- **EXERCISE AIM**: All records should be reproduced verbatim.

# START OF PROVIDED ENTRIES

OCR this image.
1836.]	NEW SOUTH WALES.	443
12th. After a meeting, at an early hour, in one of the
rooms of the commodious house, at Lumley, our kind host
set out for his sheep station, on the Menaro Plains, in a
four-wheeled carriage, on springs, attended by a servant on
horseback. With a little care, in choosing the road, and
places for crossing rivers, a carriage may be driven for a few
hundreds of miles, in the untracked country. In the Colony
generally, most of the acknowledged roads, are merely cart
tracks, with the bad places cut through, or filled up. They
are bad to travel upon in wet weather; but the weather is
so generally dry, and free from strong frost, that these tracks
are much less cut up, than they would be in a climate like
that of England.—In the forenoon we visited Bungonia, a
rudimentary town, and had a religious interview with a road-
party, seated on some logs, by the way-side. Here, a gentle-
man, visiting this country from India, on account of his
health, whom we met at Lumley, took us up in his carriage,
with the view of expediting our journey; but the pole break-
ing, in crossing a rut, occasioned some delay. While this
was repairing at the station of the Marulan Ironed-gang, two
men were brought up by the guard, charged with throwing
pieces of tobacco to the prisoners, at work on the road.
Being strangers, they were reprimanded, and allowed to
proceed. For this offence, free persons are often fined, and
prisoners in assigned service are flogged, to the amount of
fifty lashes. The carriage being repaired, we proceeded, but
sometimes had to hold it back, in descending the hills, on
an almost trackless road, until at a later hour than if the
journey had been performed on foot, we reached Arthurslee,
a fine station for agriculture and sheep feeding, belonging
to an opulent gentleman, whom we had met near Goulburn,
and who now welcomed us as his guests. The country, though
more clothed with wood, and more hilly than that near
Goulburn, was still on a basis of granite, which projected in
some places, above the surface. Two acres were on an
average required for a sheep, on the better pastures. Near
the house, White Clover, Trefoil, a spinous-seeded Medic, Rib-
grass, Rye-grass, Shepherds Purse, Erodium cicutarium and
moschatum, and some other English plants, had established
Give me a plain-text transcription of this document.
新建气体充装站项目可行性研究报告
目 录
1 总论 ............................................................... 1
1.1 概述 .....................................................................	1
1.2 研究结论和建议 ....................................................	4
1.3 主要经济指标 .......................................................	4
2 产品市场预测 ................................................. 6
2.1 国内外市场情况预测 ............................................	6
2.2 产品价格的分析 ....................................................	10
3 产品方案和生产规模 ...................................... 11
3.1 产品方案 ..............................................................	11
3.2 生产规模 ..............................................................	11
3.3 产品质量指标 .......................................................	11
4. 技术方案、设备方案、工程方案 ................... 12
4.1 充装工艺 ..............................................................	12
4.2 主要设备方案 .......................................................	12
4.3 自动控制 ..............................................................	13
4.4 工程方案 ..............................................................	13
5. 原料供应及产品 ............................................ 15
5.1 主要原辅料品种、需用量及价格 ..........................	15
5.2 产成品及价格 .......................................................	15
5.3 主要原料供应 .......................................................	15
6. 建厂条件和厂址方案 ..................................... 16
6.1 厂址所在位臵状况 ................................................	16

# END OF PROVIDED ENTRIES

- **COMPLETED TASK**:
OCR this image.
1836.]	NEW SOUTH WALES.	443
12th. After a meeting, at an early hour, in one of the
rooms of the commodious house, at Lumley, our kind host
set out for his sheep station, on the Menaro Plains, in a
four-wheeled carriage, on springs, attended by a servant on
horseback. With a little care, in choosing the road, and
places for crossing rivers, a carriage may be driven for a few
hundreds of miles, in the untracked country. In the Colony
generally, most of the acknowledged roads, are merely cart
tracks, with the bad places cut through, or filled up. They
are bad to travel upon in wet weather; but the weather is
so generally dry, and free from strong frost, that these tracks
are much less cut up, than they would be in a climate like
that of England.—In the forenoon we visited Bungonia, a
rudimentary town, and had a religious interview with a road-
party, seated on some logs, by the way-side. Here, a gentle-
man, visiting this country from India, on account of his
health, whom we met at Lumley, took us up in his carriage,
with the view of expediting our journey; but the pole break-
ing, in crossing a rut, occasioned some delay. While this
was repairing at the station of the Marulan Ironed-gang, two
men were brought up by the guard, charged with throwing
pieces of tobacco to the prisoners, at work on the road.
Being strangers, they were reprimanded, and allowed to
proceed. For this offence, free persons are often fined, and
prisoners in assigned service are flogged, to the amount of
fifty lashes. The carriage being repaired, we proceeded, but
sometimes had to hold it back, in descending the hills, on
an almost trackless road, until at a later hour than if the
journey had been performed on foot, we reached Arthurslee,
a fine station for agriculture and sheep feeding, belonging
to an opulent gentleman, whom we had met near Goulburn,
and who now welcomed us as his guests. The country, though
more clothed with wood, and more hilly than that near
Goulburn, was still on a basis of granite, which projected in
some places, above the surface. Two acres were on an
average required for a sheep, on the better pastures. Near
the house, White Clover, Trefoil, a spinous-seeded Medic, Rib-
grass, Rye-grass, Shepherds Purse, Erodium cicutarium and
moschatum, and some other English plants, had established
Give me a plain-text transcription of this document.
新建气体充装站项目可行性研究报告
目 录
1 总论 ............................................................... 1
1.1 概述 .....................................................................	1
1.2 研究结论和建议 ....................................................	4
1.3 主要经济指标 .......................................................	4
2 产品市场预测 ................................................. 6
2.1 国内外市场情况预测 ............................................	6
2.2 产品价格的分析 ....................................................	10
3 产品方案和生产规模 ...................................... 11
3.1 产品方案 ..............................................................	11
3.2 生产规模 ..............................................................	11
3.3 产品质量指标 .......................................................	11
4. 技术方案、设备方案、工程方案 ................... 12
4.1 充装工艺 ..............................................................	12
4.2 主要设备方案 .......................................................	12
4.3 自动控制 ..............................................................	13
4.4 工程方案 ..............................................................	13
5. 原料供应及产品 ............................................ 15
5.1 主要原辅料品种、需用量及价格 ..........................	15
5.2 产成品及价格 .......................................................	15
5.3 主要原料供应 .......................................................	15
6. 建厂条件和厂址方案 ..................................... 16
6.1 厂址所在位臵状况 ................................................	16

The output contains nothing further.